AIM: Do not carry the pictures over; copy every other part of the entries exactly.
* begin *
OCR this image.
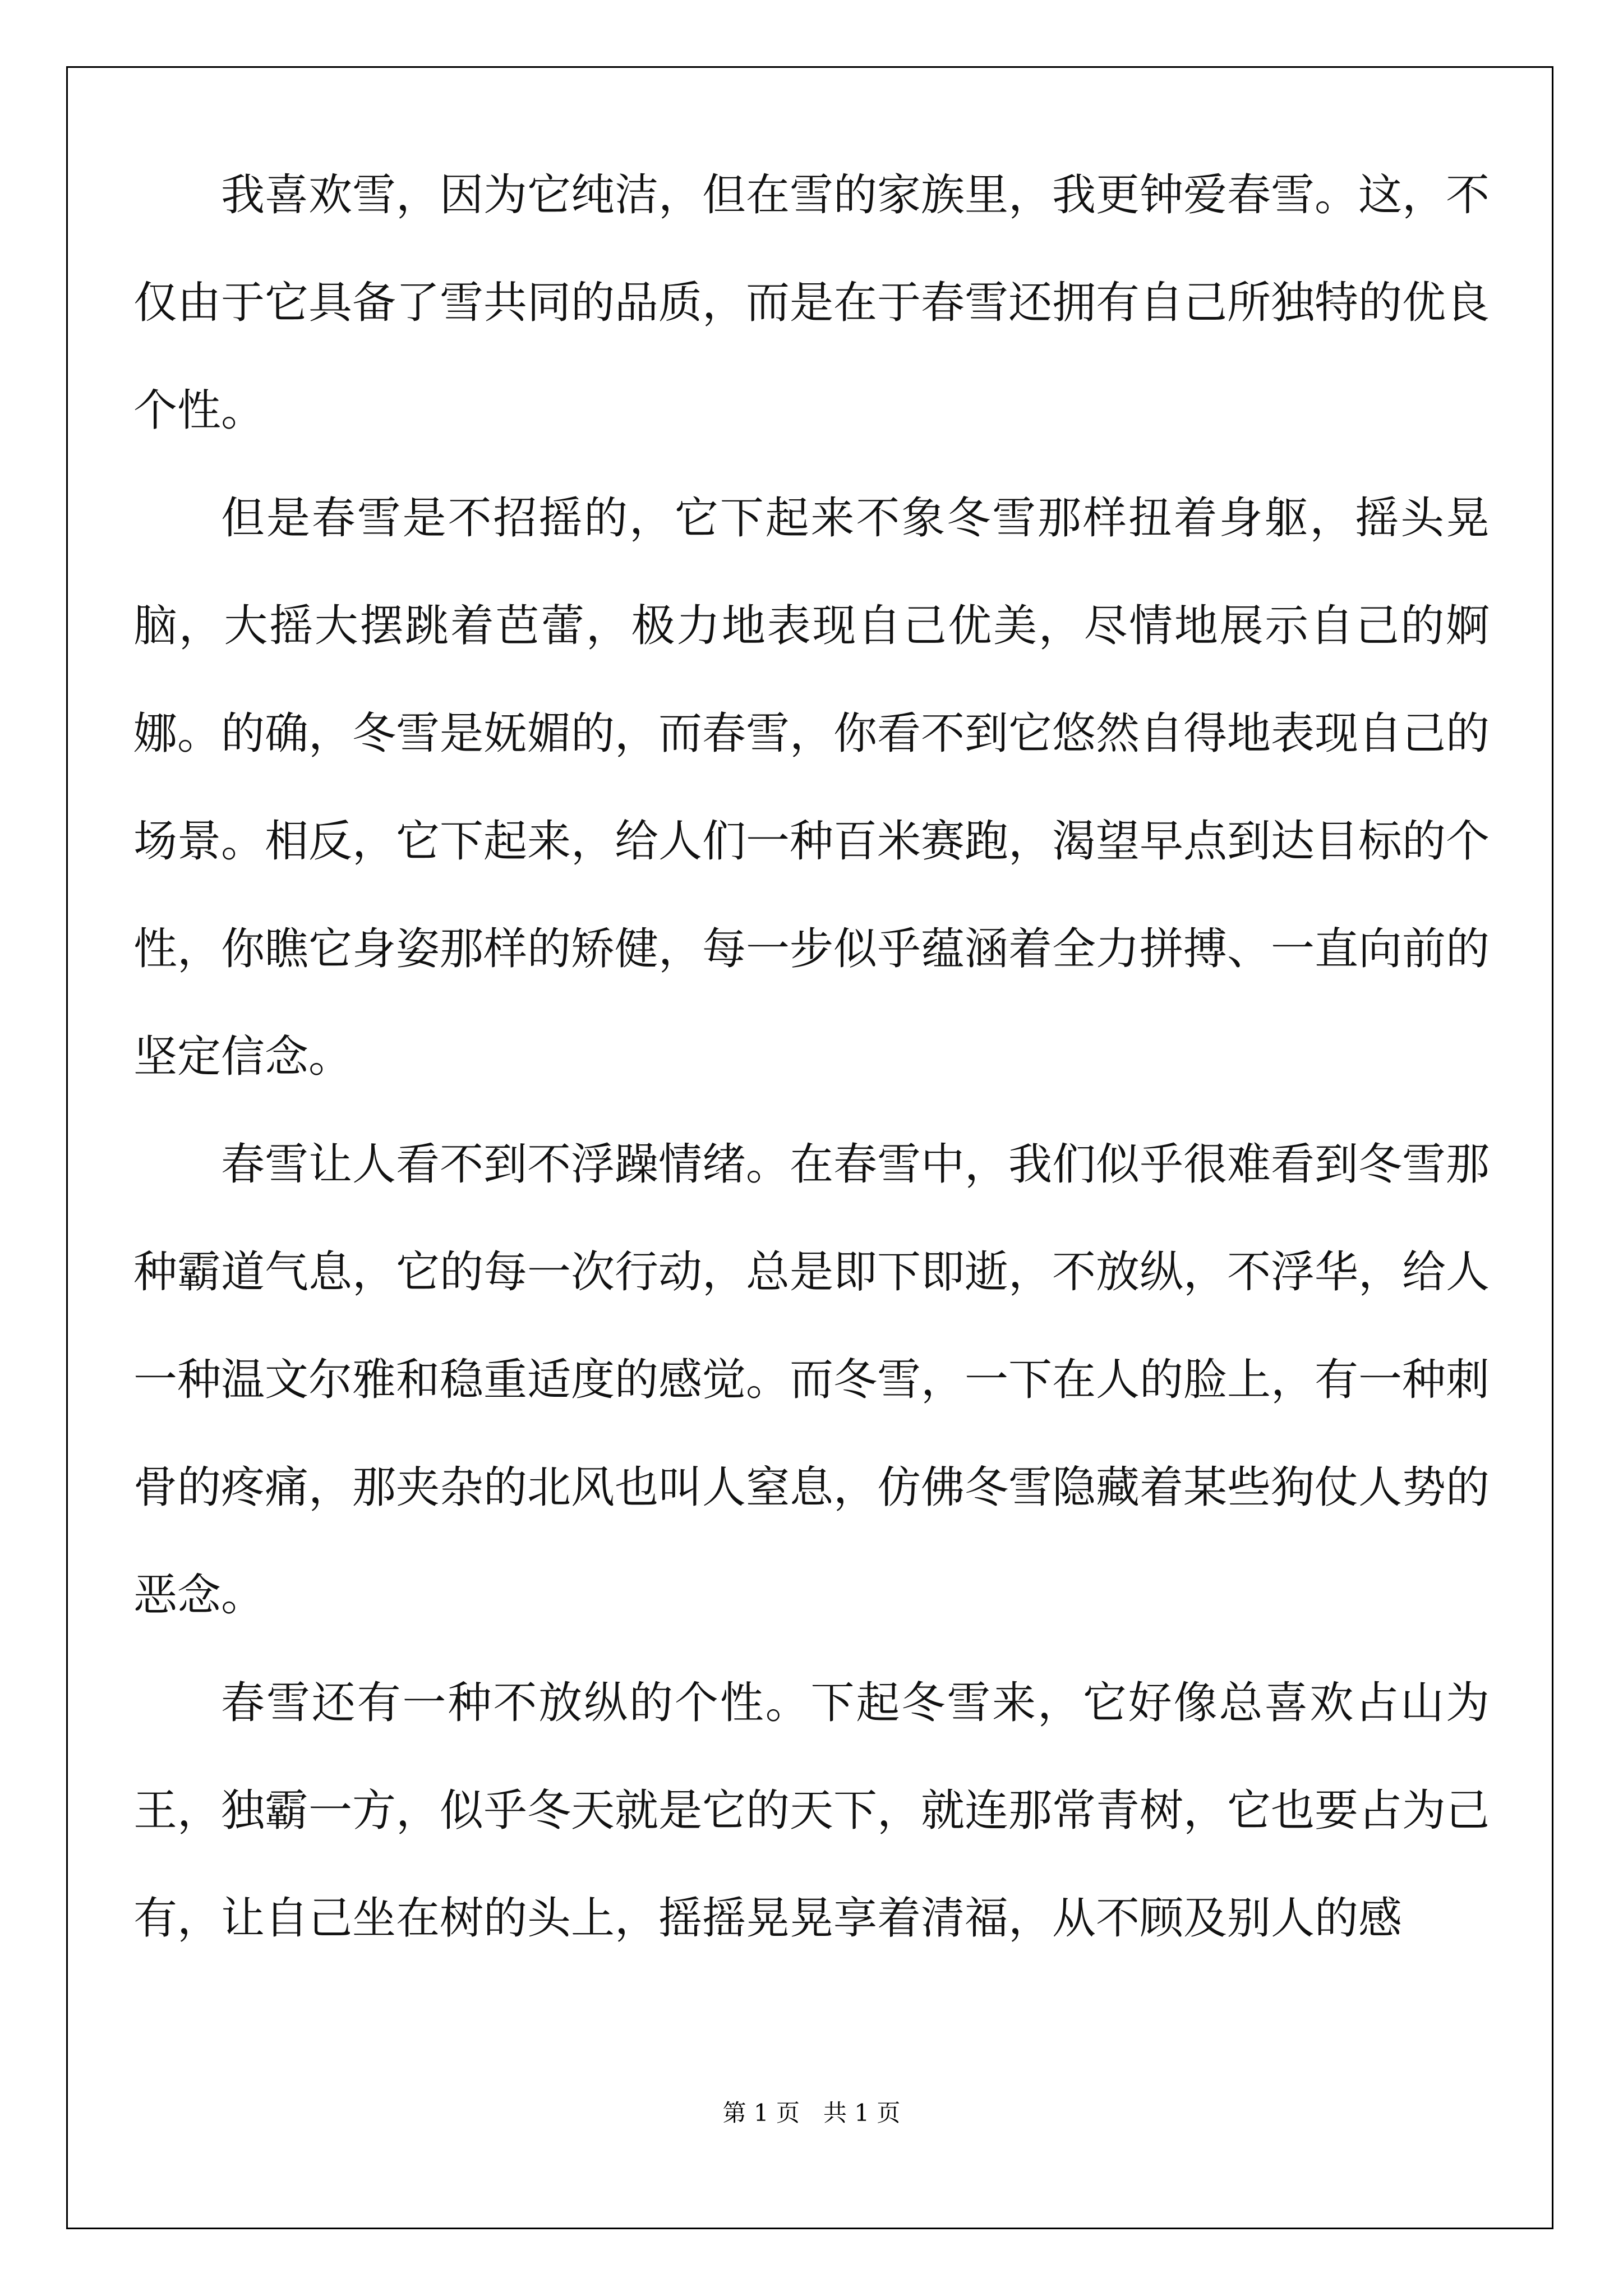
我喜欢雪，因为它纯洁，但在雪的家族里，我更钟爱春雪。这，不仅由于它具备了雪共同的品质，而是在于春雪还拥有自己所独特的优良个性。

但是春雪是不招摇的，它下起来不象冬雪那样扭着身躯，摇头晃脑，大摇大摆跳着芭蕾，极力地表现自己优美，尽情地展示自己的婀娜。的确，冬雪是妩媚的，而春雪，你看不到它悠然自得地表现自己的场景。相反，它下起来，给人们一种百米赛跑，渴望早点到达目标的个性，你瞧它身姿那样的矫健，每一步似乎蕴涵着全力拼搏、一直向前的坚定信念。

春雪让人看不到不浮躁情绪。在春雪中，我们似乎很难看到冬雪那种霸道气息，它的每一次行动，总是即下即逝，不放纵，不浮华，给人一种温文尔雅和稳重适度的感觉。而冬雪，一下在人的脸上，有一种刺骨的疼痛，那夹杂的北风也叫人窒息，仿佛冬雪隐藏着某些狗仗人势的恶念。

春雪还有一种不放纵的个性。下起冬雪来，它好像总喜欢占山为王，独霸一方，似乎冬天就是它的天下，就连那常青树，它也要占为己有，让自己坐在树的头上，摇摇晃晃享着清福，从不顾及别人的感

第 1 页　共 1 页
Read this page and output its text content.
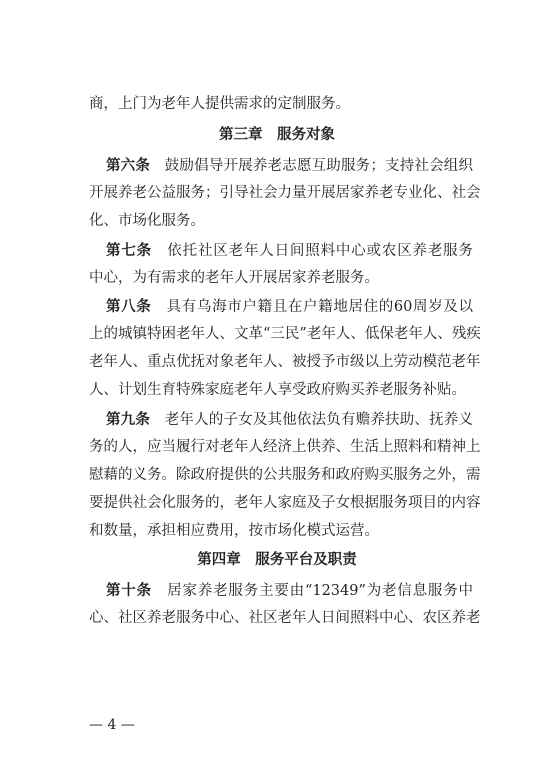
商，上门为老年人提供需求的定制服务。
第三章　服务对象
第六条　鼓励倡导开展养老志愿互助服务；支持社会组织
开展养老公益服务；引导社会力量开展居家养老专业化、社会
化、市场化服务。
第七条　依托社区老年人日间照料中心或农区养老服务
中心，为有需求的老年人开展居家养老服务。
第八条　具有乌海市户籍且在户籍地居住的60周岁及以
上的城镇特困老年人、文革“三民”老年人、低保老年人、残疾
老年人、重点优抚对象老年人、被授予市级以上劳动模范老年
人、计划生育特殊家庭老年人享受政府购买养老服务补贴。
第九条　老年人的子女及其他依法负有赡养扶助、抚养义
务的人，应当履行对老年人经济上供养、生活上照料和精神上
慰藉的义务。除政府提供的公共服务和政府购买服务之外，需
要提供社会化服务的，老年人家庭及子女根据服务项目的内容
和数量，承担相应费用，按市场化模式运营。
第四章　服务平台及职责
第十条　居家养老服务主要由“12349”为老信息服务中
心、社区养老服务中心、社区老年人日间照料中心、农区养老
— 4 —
* end *
EXERCISE RESPONSE:
OCR this image.
我喜欢雪，因为它纯洁，但在雪的家族里，我更钟爱春雪。这，不仅由于它具备了雪共同的品质，而是在于春雪还拥有自己所独特的优良个性。

但是春雪是不招摇的，它下起来不象冬雪那样扭着身躯，摇头晃脑，大摇大摆跳着芭蕾，极力地表现自己优美，尽情地展示自己的婀娜。的确，冬雪是妩媚的，而春雪，你看不到它悠然自得地表现自己的场景。相反，它下起来，给人们一种百米赛跑，渴望早点到达目标的个性，你瞧它身姿那样的矫健，每一步似乎蕴涵着全力拼搏、一直向前的坚定信念。

春雪让人看不到不浮躁情绪。在春雪中，我们似乎很难看到冬雪那种霸道气息，它的每一次行动，总是即下即逝，不放纵，不浮华，给人一种温文尔雅和稳重适度的感觉。而冬雪，一下在人的脸上，有一种刺骨的疼痛，那夹杂的北风也叫人窒息，仿佛冬雪隐藏着某些狗仗人势的恶念。

春雪还有一种不放纵的个性。下起冬雪来，它好像总喜欢占山为王，独霸一方，似乎冬天就是它的天下，就连那常青树，它也要占为己有，让自己坐在树的头上，摇摇晃晃享着清福，从不顾及别人的感

第 1 页　共 1 页
Read this page and output its text content.
商，上门为老年人提供需求的定制服务。
第三章　服务对象
第六条　鼓励倡导开展养老志愿互助服务；支持社会组织
开展养老公益服务；引导社会力量开展居家养老专业化、社会
化、市场化服务。
第七条　依托社区老年人日间照料中心或农区养老服务
中心，为有需求的老年人开展居家养老服务。
第八条　具有乌海市户籍且在户籍地居住的60周岁及以
上的城镇特困老年人、文革“三民”老年人、低保老年人、残疾
老年人、重点优抚对象老年人、被授予市级以上劳动模范老年
人、计划生育特殊家庭老年人享受政府购买养老服务补贴。
第九条　老年人的子女及其他依法负有赡养扶助、抚养义
务的人，应当履行对老年人经济上供养、生活上照料和精神上
慰藉的义务。除政府提供的公共服务和政府购买服务之外，需
要提供社会化服务的，老年人家庭及子女根据服务项目的内容
和数量，承担相应费用，按市场化模式运营。
第四章　服务平台及职责
第十条　居家养老服务主要由“12349”为老信息服务中
心、社区养老服务中心、社区老年人日间照料中心、农区养老
— 4 —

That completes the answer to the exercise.